Boris Vian
Más de cuatro años me ha costado hacerme con un ejemplar de esta novela. No es que lo intentase sin descanso, pero durante este tiempo han sido muchas las ocasiones en las que pregunté por ella y otras tantas las librerías en las que erré en el intento.
Hoy, escribo sobre ella, cuatro años después de que Sara me la recomendase y un par de meses después de su fallecimiento, temprano, injusto, inaceptable. Quizás sea de mal gusto nombrar a Sara en un post bajo un título como el de éste. Para algunos seguramente lo sea. Pero Sara amaba la literatura, y amaba esta novela de la primera a la última letra. Nunca me dijo por qué debía leerla pero hoy lo se, y pienso en la impresión que debió causarle la lectura de este libro y especialmente de este fragmento a una persona con tanta sensibilidad por la belleza espiritual y tan acostumbrada, a la vez, al sufrimiento.
* * * *
_EJERCICIO A_
Devuelve sin cambios el pasaje del texto sobre Boris Vian que empieza en "Hoy, escribo sobre" y termina en "vez, al sufrimiento.".
_EJERCICIO B_
Transcribe de nuevo, por favor, las líneas del listado que van desde la que contiene "- thumb-line: [288, 167, 302, 169]" hasta la que contiene "- thumb-line: [288, 141, 302, 143]", ambas incluidas.
El texto sobre Boris Vian y el listado son materiales independientes entre sí.
* * * *
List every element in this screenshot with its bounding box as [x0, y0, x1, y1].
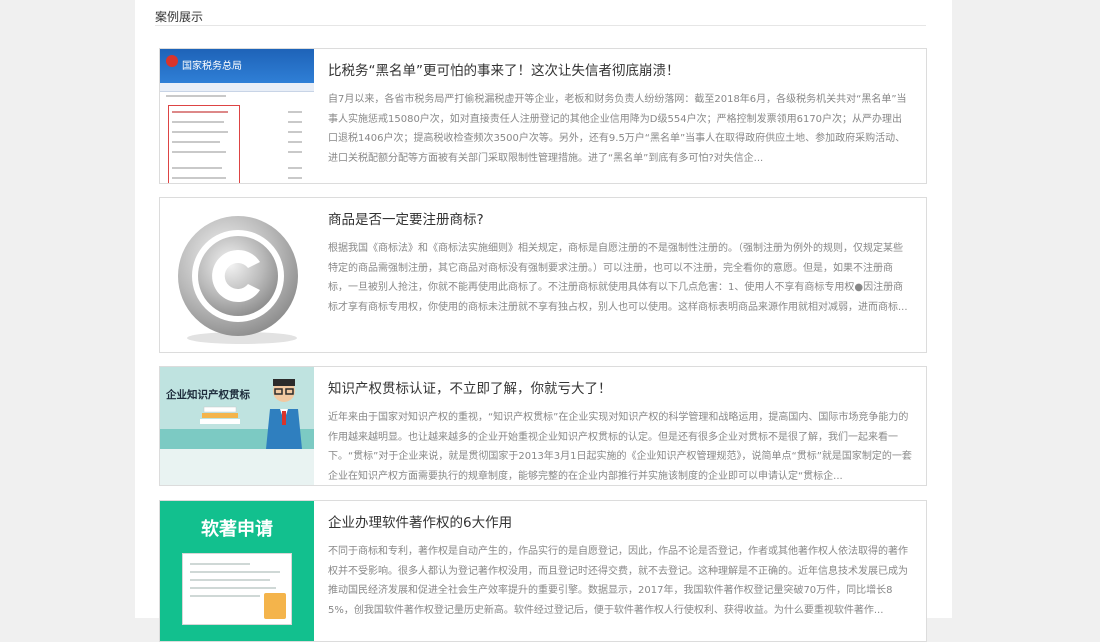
- thumb-line: [288, 167, 302, 169]
- case-card-title[interactable]: 比税务“黑名单”更可怕的事来了！这次让失信者彻底崩溃！: [328, 61, 912, 81]
- thumb-line: [172, 167, 222, 169]
- doc-line: [190, 587, 276, 589]
- tax-site-logo-text: 国家税务总局: [182, 61, 242, 72]
- thumb-line: [288, 141, 302, 143]
- case-card-description: 根据我国《商标法》和《商标法实施细则》相关规定，商标是自愿注册的不是强制性注册的…: [328, 243, 908, 313]
- highlight-box: [168, 105, 240, 183]
- thumb-line: [288, 121, 302, 123]
- case-card-trademark[interactable]: 商品是否一定要注册商标? 根据我国《商标法》和《商标法实施细则》相关规定，商标是…: [159, 197, 927, 353]
- tax-site-nav: [160, 83, 314, 92]
- doc-line: [190, 595, 260, 597]
- case-card-description: 近年来由于国家对知识产权的重视，“知识产权贯标”在企业实现对知识产权的科学管理和…: [328, 412, 912, 482]
- businessman-icon: [266, 379, 302, 449]
- doc-line: [190, 579, 270, 581]
- clipboard-icon: [264, 593, 286, 619]
- case-card-title[interactable]: 企业办理软件著作权的6大作用: [328, 513, 912, 533]
- doc-line: [190, 563, 250, 565]
- doc-line: [190, 571, 280, 573]
- case-panel: 案例展示 国家税务总局 比税务“黑名单”更可怕的事来了！这次让失信者彻底崩溃！ …: [135, 0, 952, 642]
- case-card-body: 企业办理软件著作权的6大作用 不同于商标和专利，著作权是自动产生的，作品实行的是…: [328, 501, 912, 620]
- emblem-icon: [166, 55, 178, 67]
- thumb-line: [288, 177, 302, 179]
- thumb-line: [288, 131, 302, 133]
- ip-standard-thumbnail[interactable]: 企业知识产权贯标: [160, 367, 314, 485]
- thumb-line: [172, 111, 228, 113]
- thumb-line: [166, 95, 226, 97]
- thumb-line: [172, 141, 220, 143]
- tax-bureau-thumbnail[interactable]: 国家税务总局: [160, 49, 314, 183]
- case-card-ip-standard[interactable]: 企业知识产权贯标 知识产权贯标认证，不立即了解，你就亏大了！ 近年来由于国家对知…: [159, 366, 927, 486]
- case-card-title[interactable]: 知识产权贯标认证，不立即了解，你就亏大了！: [328, 379, 912, 399]
- case-card-body: 知识产权贯标认证，不立即了解，你就亏大了！ 近年来由于国家对知识产权的重视，“知…: [328, 367, 912, 485]
- section-title: 案例展示: [155, 10, 204, 24]
- copyright-icon: [178, 216, 298, 344]
- thumb-line: [288, 111, 302, 113]
- case-card-description: 自7月以来，各省市税务局严打偷税漏税虚开等企业，老板和财务负责人纷纷落网：截至2…: [328, 94, 907, 164]
- case-card-tax-blacklist[interactable]: 国家税务总局 比税务“黑名单”更可怕的事来了！这次让失信者彻底崩溃！ 自7月以来…: [159, 48, 927, 184]
- copyright-symbol-thumbnail[interactable]: [160, 198, 314, 352]
- case-card-software-copyright[interactable]: 软著申请 企业办理软件著作权的6大作用 不同于商标和专利，著作权是自动产生的，作…: [159, 500, 927, 642]
- thumb-line: [172, 151, 226, 153]
- thumb-line: [288, 151, 302, 153]
- thumb-line: [172, 121, 224, 123]
- books-icon: [200, 406, 240, 424]
- software-copyright-thumbnail[interactable]: 软著申请: [160, 501, 314, 641]
- case-card-description: 不同于商标和专利，著作权是自动产生的，作品实行的是自愿登记，因此，作品不论是否登…: [328, 546, 908, 616]
- case-card-title[interactable]: 商品是否一定要注册商标?: [328, 210, 912, 230]
- thumb-line: [172, 131, 228, 133]
- case-card-body: 比税务“黑名单”更可怕的事来了！这次让失信者彻底崩溃！ 自7月以来，各省市税务局…: [328, 49, 912, 168]
- case-card-body: 商品是否一定要注册商标? 根据我国《商标法》和《商标法实施细则》相关规定，商标是…: [328, 198, 912, 317]
- ip-banner-text: 企业知识产权贯标: [166, 389, 250, 401]
- software-banner-text: 软著申请: [201, 519, 273, 540]
- thumb-line: [172, 177, 226, 179]
- section-header: 案例展示: [155, 0, 926, 26]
* * * *
_RESPUESTA COMPLETA A_
Hoy, escribo sobre ella, cuatro años después de que Sara me la recomendase y un par de meses después de su fallecimiento, temprano, injusto, inaceptable. Quizás sea de mal gusto nombrar a Sara en un post bajo un título como el de éste. Para algunos seguramente lo sea. Pero Sara amaba la literatura, y amaba esta novela de la primera a la última letra. Nunca me dijo por qué debía leerla pero hoy lo se, y pienso en la impresión que debió causarle la lectura de este libro y especialmente de este fragmento a una persona con tanta sensibilidad por la belleza espiritual y tan acostumbrada, a la vez, al sufrimiento.

_RESPUESTA COMPLETA B_
- thumb-line: [288, 167, 302, 169]
- case-card-title[interactable]: 比税务“黑名单”更可怕的事来了！这次让失信者彻底崩溃！: [328, 61, 912, 81]
- thumb-line: [172, 167, 222, 169]
- doc-line: [190, 587, 276, 589]
- tax-site-logo-text: 国家税务总局: [182, 61, 242, 72]
- thumb-line: [288, 141, 302, 143]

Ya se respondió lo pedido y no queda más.